==== Material to process

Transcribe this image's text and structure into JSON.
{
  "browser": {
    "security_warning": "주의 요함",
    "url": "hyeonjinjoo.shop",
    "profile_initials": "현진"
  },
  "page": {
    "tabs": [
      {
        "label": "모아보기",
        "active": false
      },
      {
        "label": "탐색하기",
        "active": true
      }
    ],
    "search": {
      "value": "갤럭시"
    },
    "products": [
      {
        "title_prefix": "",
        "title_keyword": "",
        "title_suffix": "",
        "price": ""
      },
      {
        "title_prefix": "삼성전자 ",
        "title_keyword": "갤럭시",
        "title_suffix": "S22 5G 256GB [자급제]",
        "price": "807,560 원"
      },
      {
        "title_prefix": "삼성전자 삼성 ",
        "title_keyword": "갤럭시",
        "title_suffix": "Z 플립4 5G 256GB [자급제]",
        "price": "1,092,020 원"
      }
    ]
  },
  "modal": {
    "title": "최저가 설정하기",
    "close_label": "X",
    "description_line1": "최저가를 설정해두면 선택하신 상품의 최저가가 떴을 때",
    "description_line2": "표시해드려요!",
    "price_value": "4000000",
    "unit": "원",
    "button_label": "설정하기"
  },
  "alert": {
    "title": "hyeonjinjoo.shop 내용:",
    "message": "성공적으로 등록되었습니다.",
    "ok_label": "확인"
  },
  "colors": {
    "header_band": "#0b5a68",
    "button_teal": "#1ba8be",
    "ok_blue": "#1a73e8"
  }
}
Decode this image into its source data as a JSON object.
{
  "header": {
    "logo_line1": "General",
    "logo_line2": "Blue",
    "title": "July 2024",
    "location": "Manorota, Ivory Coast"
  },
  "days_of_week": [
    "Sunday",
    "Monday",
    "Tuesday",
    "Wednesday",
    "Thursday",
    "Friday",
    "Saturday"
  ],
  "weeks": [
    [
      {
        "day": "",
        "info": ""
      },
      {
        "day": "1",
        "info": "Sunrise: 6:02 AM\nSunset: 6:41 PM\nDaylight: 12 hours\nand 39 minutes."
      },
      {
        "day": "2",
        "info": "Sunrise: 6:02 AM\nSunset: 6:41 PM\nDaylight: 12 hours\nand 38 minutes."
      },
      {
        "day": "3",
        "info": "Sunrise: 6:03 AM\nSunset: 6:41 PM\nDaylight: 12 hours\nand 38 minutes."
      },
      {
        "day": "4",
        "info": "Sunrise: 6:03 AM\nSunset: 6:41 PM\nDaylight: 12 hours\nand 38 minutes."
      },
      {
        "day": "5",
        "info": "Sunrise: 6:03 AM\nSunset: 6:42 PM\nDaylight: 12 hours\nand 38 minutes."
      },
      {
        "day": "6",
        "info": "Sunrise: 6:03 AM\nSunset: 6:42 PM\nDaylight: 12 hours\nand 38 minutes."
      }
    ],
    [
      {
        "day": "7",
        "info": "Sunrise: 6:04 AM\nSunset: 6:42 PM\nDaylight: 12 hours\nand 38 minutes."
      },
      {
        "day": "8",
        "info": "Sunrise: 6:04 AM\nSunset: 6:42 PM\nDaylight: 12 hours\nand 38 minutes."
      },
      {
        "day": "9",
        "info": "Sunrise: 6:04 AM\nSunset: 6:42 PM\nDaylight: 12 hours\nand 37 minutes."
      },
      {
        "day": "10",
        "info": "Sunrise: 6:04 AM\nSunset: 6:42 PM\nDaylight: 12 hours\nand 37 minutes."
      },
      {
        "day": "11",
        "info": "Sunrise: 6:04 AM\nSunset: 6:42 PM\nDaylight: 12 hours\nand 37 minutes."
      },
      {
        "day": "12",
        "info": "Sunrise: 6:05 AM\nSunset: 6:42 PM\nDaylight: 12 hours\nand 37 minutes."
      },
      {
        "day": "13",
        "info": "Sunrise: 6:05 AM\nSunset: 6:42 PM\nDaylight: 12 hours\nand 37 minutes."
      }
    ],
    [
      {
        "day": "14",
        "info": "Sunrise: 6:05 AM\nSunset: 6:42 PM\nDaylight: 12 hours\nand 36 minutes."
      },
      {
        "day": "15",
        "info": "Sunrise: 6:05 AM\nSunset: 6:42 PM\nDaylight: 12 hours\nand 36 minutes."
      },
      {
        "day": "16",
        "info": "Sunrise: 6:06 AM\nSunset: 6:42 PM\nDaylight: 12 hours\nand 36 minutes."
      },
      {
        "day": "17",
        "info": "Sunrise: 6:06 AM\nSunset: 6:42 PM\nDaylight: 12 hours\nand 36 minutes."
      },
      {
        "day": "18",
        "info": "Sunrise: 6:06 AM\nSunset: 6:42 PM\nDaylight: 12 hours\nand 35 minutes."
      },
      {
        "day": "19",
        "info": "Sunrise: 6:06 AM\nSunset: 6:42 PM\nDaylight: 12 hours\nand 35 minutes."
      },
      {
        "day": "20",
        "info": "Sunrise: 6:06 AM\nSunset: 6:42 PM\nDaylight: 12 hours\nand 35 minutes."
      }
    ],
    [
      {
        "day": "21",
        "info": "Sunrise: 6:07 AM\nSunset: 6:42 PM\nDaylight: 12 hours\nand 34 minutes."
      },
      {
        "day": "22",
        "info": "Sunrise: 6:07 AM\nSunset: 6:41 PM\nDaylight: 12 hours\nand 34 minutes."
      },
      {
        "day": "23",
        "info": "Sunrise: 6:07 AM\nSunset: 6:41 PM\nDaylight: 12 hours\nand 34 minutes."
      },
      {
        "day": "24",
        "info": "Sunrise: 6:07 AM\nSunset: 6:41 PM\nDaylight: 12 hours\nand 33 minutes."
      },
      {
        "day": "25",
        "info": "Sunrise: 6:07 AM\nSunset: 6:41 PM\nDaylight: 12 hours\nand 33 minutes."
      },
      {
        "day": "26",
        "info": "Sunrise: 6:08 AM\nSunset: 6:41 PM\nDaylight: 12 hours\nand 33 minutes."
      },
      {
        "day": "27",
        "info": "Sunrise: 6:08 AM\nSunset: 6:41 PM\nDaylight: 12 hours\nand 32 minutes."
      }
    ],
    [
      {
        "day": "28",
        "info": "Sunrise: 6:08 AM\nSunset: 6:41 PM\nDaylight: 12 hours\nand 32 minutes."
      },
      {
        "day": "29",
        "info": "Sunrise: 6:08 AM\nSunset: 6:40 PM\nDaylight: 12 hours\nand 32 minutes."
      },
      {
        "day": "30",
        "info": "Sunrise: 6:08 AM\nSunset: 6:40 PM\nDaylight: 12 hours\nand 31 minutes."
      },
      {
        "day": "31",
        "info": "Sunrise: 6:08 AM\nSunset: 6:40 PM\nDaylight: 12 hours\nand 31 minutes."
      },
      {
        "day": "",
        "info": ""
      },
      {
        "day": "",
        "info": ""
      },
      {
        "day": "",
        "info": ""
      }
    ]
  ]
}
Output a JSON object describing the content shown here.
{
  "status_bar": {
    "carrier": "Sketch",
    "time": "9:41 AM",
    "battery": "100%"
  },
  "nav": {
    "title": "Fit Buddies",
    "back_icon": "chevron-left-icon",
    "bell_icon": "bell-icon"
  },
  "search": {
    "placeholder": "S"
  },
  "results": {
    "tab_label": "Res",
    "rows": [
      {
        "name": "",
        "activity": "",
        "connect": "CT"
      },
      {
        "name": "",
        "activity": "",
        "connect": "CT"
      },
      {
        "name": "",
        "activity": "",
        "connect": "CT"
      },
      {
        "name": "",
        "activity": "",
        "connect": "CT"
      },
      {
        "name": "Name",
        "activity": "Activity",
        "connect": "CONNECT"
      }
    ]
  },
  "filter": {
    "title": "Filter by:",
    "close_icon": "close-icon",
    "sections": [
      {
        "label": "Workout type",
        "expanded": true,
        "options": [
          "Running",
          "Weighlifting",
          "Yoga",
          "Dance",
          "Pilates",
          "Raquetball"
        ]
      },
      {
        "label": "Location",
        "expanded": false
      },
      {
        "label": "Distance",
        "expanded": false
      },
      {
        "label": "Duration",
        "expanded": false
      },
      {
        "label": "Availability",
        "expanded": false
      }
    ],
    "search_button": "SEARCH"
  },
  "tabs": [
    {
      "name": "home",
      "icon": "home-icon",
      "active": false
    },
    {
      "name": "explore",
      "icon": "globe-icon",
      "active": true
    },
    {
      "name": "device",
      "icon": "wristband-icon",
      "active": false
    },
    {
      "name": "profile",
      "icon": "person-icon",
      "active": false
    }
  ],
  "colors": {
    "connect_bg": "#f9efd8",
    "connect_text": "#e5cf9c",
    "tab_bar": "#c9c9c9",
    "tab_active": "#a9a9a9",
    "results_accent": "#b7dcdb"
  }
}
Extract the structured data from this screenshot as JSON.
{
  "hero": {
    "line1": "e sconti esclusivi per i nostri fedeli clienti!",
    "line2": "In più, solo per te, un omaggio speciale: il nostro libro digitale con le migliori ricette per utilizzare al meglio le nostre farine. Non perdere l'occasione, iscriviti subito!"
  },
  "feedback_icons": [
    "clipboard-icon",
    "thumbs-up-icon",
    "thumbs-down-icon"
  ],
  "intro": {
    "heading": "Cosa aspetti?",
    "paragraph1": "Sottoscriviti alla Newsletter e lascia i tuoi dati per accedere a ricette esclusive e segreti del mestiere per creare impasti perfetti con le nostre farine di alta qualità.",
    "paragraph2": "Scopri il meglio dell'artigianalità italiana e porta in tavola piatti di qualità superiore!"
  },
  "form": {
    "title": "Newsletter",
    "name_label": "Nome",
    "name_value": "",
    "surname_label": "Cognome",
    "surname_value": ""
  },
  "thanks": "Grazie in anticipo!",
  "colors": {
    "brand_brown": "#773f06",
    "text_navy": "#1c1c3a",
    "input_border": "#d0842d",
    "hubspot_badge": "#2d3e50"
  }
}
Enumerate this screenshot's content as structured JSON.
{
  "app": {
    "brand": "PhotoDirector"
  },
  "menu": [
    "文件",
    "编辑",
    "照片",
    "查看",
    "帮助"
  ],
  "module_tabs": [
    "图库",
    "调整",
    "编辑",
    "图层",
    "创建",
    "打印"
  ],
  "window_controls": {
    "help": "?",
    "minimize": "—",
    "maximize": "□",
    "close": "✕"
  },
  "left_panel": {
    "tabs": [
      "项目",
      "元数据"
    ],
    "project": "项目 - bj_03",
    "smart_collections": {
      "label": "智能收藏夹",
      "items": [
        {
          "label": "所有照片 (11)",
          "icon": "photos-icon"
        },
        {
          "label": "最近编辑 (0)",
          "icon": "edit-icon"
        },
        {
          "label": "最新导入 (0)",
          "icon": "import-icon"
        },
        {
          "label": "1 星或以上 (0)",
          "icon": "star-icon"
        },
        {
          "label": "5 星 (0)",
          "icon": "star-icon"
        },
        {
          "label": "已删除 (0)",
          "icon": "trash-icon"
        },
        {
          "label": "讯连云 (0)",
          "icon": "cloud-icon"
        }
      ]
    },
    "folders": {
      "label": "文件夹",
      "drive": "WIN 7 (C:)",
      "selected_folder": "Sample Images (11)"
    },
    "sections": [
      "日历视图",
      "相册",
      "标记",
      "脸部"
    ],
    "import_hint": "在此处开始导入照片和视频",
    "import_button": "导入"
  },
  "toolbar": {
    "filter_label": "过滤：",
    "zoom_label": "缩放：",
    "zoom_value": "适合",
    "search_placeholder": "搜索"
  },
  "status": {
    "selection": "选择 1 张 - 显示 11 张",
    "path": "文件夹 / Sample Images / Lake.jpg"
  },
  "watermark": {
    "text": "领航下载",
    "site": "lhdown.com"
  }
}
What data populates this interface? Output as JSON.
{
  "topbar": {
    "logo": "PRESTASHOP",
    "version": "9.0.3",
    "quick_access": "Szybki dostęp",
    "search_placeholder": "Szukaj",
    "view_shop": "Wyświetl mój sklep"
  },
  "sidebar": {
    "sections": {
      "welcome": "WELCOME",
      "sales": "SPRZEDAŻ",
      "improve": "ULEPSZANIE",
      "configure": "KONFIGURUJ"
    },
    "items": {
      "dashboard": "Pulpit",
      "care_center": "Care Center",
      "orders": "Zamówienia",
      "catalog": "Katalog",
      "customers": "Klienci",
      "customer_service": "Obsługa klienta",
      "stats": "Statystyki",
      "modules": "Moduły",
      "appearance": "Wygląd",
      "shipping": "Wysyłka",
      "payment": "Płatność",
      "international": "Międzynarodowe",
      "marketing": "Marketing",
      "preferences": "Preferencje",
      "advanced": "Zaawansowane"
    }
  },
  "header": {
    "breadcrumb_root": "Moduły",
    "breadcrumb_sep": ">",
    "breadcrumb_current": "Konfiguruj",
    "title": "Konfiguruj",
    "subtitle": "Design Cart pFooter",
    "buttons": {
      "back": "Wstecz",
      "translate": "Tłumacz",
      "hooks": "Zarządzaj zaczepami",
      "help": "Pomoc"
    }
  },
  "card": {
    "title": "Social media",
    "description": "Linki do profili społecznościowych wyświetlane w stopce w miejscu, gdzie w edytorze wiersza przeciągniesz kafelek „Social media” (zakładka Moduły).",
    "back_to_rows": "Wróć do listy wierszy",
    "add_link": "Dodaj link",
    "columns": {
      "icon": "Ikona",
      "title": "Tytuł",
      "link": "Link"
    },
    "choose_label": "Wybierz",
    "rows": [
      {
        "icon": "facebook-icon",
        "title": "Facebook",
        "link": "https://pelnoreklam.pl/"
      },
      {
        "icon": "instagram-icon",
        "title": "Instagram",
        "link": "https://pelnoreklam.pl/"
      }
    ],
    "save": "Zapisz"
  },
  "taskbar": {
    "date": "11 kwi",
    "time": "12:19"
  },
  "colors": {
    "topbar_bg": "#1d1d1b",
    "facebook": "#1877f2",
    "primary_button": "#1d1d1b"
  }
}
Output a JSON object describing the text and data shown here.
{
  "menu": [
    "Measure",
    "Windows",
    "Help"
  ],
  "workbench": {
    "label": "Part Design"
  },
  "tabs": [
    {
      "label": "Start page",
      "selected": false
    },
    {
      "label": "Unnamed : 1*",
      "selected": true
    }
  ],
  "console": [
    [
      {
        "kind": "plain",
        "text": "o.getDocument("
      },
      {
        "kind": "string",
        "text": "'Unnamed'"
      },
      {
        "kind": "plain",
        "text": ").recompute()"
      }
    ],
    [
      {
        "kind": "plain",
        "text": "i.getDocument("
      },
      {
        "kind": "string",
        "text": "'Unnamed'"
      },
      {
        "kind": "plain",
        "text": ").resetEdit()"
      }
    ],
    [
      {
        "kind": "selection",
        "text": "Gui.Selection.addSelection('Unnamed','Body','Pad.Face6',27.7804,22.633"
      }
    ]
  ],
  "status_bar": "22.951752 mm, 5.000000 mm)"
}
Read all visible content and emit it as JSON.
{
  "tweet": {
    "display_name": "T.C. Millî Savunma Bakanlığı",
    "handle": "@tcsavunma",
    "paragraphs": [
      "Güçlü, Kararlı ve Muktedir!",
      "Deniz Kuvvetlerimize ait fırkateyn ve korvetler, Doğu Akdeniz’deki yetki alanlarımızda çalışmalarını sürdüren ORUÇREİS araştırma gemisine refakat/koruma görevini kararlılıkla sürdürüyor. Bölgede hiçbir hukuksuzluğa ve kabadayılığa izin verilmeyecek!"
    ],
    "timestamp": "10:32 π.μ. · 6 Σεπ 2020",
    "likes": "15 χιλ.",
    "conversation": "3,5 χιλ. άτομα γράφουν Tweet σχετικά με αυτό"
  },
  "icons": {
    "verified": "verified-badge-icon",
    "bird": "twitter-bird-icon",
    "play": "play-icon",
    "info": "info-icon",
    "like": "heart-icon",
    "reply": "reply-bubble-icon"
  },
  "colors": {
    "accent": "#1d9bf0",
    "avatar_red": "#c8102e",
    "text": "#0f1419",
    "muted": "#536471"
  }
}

========

#### What is required
Give the number of lines in the listing above that contain "삼성전자", and nothing else.

#### Final answer
2